What to work on:
Find each line with "type" and copy it.

— START OF Material for this task —

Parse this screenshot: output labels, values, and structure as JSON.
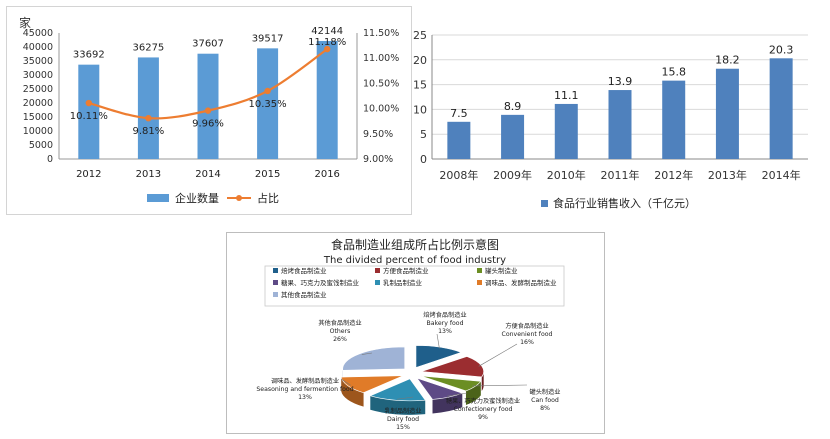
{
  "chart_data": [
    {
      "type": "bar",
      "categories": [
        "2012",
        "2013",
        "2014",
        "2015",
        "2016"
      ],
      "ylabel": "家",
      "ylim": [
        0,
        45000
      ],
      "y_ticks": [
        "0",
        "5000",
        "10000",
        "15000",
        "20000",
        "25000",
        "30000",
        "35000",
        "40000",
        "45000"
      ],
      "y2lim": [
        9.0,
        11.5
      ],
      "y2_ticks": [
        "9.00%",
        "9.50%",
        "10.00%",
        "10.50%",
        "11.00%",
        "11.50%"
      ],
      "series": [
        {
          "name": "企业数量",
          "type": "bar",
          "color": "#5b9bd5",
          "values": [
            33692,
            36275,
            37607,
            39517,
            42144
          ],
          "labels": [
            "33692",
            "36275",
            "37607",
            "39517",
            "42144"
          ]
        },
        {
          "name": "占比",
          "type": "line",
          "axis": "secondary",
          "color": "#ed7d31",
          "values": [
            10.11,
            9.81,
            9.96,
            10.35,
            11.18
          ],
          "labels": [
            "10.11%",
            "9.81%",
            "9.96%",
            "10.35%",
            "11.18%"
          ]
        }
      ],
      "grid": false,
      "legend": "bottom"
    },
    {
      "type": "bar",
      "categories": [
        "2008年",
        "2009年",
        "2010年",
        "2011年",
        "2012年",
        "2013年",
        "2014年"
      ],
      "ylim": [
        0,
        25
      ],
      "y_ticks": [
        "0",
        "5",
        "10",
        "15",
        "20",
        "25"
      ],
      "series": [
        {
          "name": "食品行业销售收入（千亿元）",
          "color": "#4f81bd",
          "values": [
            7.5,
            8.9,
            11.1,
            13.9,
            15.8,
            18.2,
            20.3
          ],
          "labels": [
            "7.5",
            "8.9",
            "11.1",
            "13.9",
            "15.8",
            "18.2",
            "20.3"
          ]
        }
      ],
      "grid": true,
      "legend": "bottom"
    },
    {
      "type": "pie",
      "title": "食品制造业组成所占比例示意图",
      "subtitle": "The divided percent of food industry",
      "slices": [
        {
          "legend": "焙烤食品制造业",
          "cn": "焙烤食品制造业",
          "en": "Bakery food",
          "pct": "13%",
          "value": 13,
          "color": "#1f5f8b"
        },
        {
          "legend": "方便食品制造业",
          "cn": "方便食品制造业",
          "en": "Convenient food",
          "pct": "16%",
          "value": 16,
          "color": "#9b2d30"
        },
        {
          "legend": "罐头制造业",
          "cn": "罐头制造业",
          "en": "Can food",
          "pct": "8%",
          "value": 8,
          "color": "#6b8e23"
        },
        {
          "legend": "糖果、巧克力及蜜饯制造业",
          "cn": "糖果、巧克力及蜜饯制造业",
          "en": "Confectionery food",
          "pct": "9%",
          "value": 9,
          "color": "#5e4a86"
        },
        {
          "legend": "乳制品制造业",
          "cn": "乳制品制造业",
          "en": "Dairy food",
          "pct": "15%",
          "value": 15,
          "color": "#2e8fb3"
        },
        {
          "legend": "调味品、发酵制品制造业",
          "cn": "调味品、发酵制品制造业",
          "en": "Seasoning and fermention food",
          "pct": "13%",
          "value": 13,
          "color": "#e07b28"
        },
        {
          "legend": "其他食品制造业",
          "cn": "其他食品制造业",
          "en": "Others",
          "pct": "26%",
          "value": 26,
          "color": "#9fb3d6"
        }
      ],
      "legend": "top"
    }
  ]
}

— END OF Material for this task —

Exercise response:
      "type": "bar",
          "type": "bar",
          "type": "line",
      "type": "bar",
      "type": "pie",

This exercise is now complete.